▸ WHAT THE TASK ASKS: Output each entry below as it stands, leaving out every picture.

▸ EXTRACTED INFORMATION:

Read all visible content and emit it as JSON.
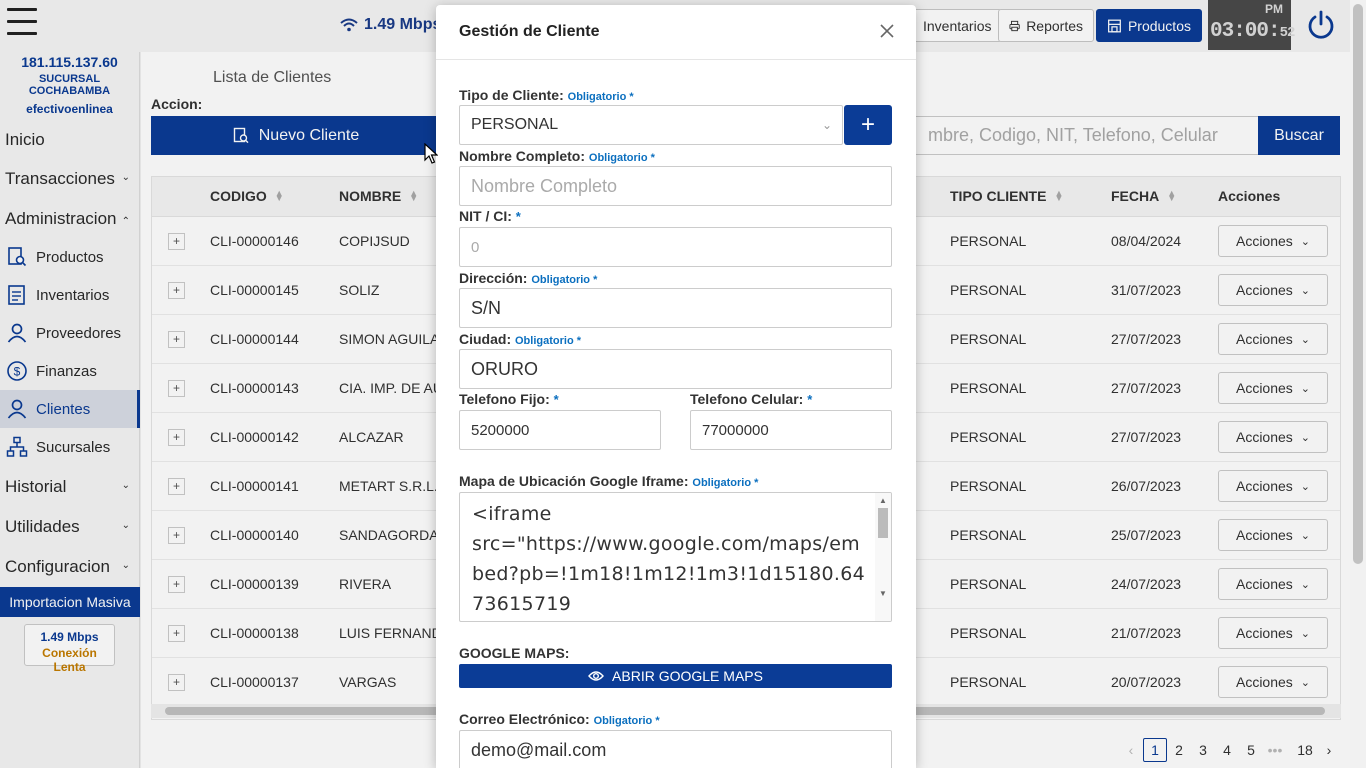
{
  "topbar": {
    "speed": "1.49 Mbps",
    "buttons": [
      {
        "label": "Inventarios",
        "icon": "clipboard-icon"
      },
      {
        "label": "Reportes",
        "icon": "printer-icon"
      },
      {
        "label": "Productos",
        "icon": "store-icon"
      }
    ],
    "clock": {
      "ampm": "PM",
      "time": "03:00:",
      "seconds": "52"
    }
  },
  "sidebar": {
    "ip": "181.115.137.60",
    "branch": "SUCURSAL COCHABAMBA",
    "user": "efectivoenlinea",
    "items": [
      {
        "label": "Inicio"
      },
      {
        "label": "Transacciones"
      },
      {
        "label": "Administracion"
      },
      {
        "label": "Productos"
      },
      {
        "label": "Inventarios"
      },
      {
        "label": "Proveedores"
      },
      {
        "label": "Finanzas"
      },
      {
        "label": "Clientes"
      },
      {
        "label": "Sucursales"
      },
      {
        "label": "Historial"
      },
      {
        "label": "Utilidades"
      },
      {
        "label": "Configuracion"
      }
    ],
    "import_label": "Importacion Masiva",
    "conn_speed": "1.49 Mbps",
    "conn_status": "Conexión Lenta"
  },
  "main": {
    "title": "Lista de Clientes",
    "accion_label": "Accion:",
    "new_button": "Nuevo Cliente",
    "search_placeholder": "mbre, Codigo, NIT, Telefono, Celular",
    "search_button": "Buscar",
    "columns": {
      "codigo": "CODIGO",
      "nombre": "NOMBRE",
      "tipo": "TIPO CLIENTE",
      "fecha": "FECHA",
      "acciones": "Acciones"
    },
    "rows": [
      {
        "codigo": "CLI-00000146",
        "nombre": "COPIJSUD",
        "tipo": "PERSONAL",
        "fecha": "08/04/2024"
      },
      {
        "codigo": "CLI-00000145",
        "nombre": "SOLIZ",
        "tipo": "PERSONAL",
        "fecha": "31/07/2023"
      },
      {
        "codigo": "CLI-00000144",
        "nombre": "SIMON AGUILAR",
        "tipo": "PERSONAL",
        "fecha": "27/07/2023"
      },
      {
        "codigo": "CLI-00000143",
        "nombre": "CIA. IMP. DE AU",
        "tipo": "PERSONAL",
        "fecha": "27/07/2023"
      },
      {
        "codigo": "CLI-00000142",
        "nombre": "ALCAZAR",
        "tipo": "PERSONAL",
        "fecha": "27/07/2023"
      },
      {
        "codigo": "CLI-00000141",
        "nombre": "METART S.R.L.",
        "tipo": "PERSONAL",
        "fecha": "26/07/2023"
      },
      {
        "codigo": "CLI-00000140",
        "nombre": "SANDAGORDA",
        "tipo": "PERSONAL",
        "fecha": "25/07/2023"
      },
      {
        "codigo": "CLI-00000139",
        "nombre": "RIVERA",
        "tipo": "PERSONAL",
        "fecha": "24/07/2023"
      },
      {
        "codigo": "CLI-00000138",
        "nombre": "LUIS FERNANDO",
        "tipo": "PERSONAL",
        "fecha": "21/07/2023"
      },
      {
        "codigo": "CLI-00000137",
        "nombre": "VARGAS",
        "tipo": "PERSONAL",
        "fecha": "20/07/2023"
      }
    ],
    "row_action": "Acciones",
    "pagination": [
      "1",
      "2",
      "3",
      "4",
      "5",
      "•••",
      "18"
    ]
  },
  "modal": {
    "title": "Gestión de Cliente",
    "required": "Obligatorio *",
    "star": "*",
    "tipo_label": "Tipo de Cliente:",
    "tipo_value": "PERSONAL",
    "nombre_label": "Nombre Completo:",
    "nombre_placeholder": "Nombre Completo",
    "nit_label": "NIT / CI:",
    "nit_placeholder": "0",
    "direccion_label": "Dirección:",
    "direccion_value": "S/N",
    "ciudad_label": "Ciudad:",
    "ciudad_value": "ORURO",
    "tel_fijo_label": "Telefono Fijo:",
    "tel_fijo_value": "5200000",
    "tel_cel_label": "Telefono Celular:",
    "tel_cel_value": "77000000",
    "mapa_label": "Mapa de Ubicación Google Iframe:",
    "mapa_value": "<iframe\nsrc=\"https://www.google.com/maps/embed?pb=!1m18!1m12!1m3!1d15180.6473615719",
    "gmaps_label": "GOOGLE MAPS:",
    "gmaps_button": "ABRIR GOOGLE MAPS",
    "correo_label": "Correo Electrónico:",
    "correo_value": "demo@mail.com"
  },
  "colors": {
    "primary": "#0b3c96",
    "required": "#0b6fbf",
    "warning": "#c47d00"
  }
}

▸ WRITTEN ANSWER:
Read all visible content and emit it as JSON.
{
  "topbar": {
    "speed": "1.49 Mbps",
    "buttons": [
      {
        "label": "Inventarios",
        "icon": "clipboard-icon"
      },
      {
        "label": "Reportes",
        "icon": "printer-icon"
      },
      {
        "label": "Productos",
        "icon": "store-icon"
      }
    ],
    "clock": {
      "ampm": "PM",
      "time": "03:00:",
      "seconds": "52"
    }
  },
  "sidebar": {
    "ip": "181.115.137.60",
    "branch": "SUCURSAL COCHABAMBA",
    "user": "efectivoenlinea",
    "items": [
      {
        "label": "Inicio"
      },
      {
        "label": "Transacciones"
      },
      {
        "label": "Administracion"
      },
      {
        "label": "Productos"
      },
      {
        "label": "Inventarios"
      },
      {
        "label": "Proveedores"
      },
      {
        "label": "Finanzas"
      },
      {
        "label": "Clientes"
      },
      {
        "label": "Sucursales"
      },
      {
        "label": "Historial"
      },
      {
        "label": "Utilidades"
      },
      {
        "label": "Configuracion"
      }
    ],
    "import_label": "Importacion Masiva",
    "conn_speed": "1.49 Mbps",
    "conn_status": "Conexión Lenta"
  },
  "main": {
    "title": "Lista de Clientes",
    "accion_label": "Accion:",
    "new_button": "Nuevo Cliente",
    "search_placeholder": "mbre, Codigo, NIT, Telefono, Celular",
    "search_button": "Buscar",
    "columns": {
      "codigo": "CODIGO",
      "nombre": "NOMBRE",
      "tipo": "TIPO CLIENTE",
      "fecha": "FECHA",
      "acciones": "Acciones"
    },
    "rows": [
      {
        "codigo": "CLI-00000146",
        "nombre": "COPIJSUD",
        "tipo": "PERSONAL",
        "fecha": "08/04/2024"
      },
      {
        "codigo": "CLI-00000145",
        "nombre": "SOLIZ",
        "tipo": "PERSONAL",
        "fecha": "31/07/2023"
      },
      {
        "codigo": "CLI-00000144",
        "nombre": "SIMON AGUILAR",
        "tipo": "PERSONAL",
        "fecha": "27/07/2023"
      },
      {
        "codigo": "CLI-00000143",
        "nombre": "CIA. IMP. DE AU",
        "tipo": "PERSONAL",
        "fecha": "27/07/2023"
      },
      {
        "codigo": "CLI-00000142",
        "nombre": "ALCAZAR",
        "tipo": "PERSONAL",
        "fecha": "27/07/2023"
      },
      {
        "codigo": "CLI-00000141",
        "nombre": "METART S.R.L.",
        "tipo": "PERSONAL",
        "fecha": "26/07/2023"
      },
      {
        "codigo": "CLI-00000140",
        "nombre": "SANDAGORDA",
        "tipo": "PERSONAL",
        "fecha": "25/07/2023"
      },
      {
        "codigo": "CLI-00000139",
        "nombre": "RIVERA",
        "tipo": "PERSONAL",
        "fecha": "24/07/2023"
      },
      {
        "codigo": "CLI-00000138",
        "nombre": "LUIS FERNANDO",
        "tipo": "PERSONAL",
        "fecha": "21/07/2023"
      },
      {
        "codigo": "CLI-00000137",
        "nombre": "VARGAS",
        "tipo": "PERSONAL",
        "fecha": "20/07/2023"
      }
    ],
    "row_action": "Acciones",
    "pagination": [
      "1",
      "2",
      "3",
      "4",
      "5",
      "•••",
      "18"
    ]
  },
  "modal": {
    "title": "Gestión de Cliente",
    "required": "Obligatorio *",
    "star": "*",
    "tipo_label": "Tipo de Cliente:",
    "tipo_value": "PERSONAL",
    "nombre_label": "Nombre Completo:",
    "nombre_placeholder": "Nombre Completo",
    "nit_label": "NIT / CI:",
    "nit_placeholder": "0",
    "direccion_label": "Dirección:",
    "direccion_value": "S/N",
    "ciudad_label": "Ciudad:",
    "ciudad_value": "ORURO",
    "tel_fijo_label": "Telefono Fijo:",
    "tel_fijo_value": "5200000",
    "tel_cel_label": "Telefono Celular:",
    "tel_cel_value": "77000000",
    "mapa_label": "Mapa de Ubicación Google Iframe:",
    "mapa_value": "<iframe\nsrc=\"https://www.google.com/maps/embed?pb=!1m18!1m12!1m3!1d15180.6473615719",
    "gmaps_label": "GOOGLE MAPS:",
    "gmaps_button": "ABRIR GOOGLE MAPS",
    "correo_label": "Correo Electrónico:",
    "correo_value": "demo@mail.com"
  },
  "colors": {
    "primary": "#0b3c96",
    "required": "#0b6fbf",
    "warning": "#c47d00"
  }
}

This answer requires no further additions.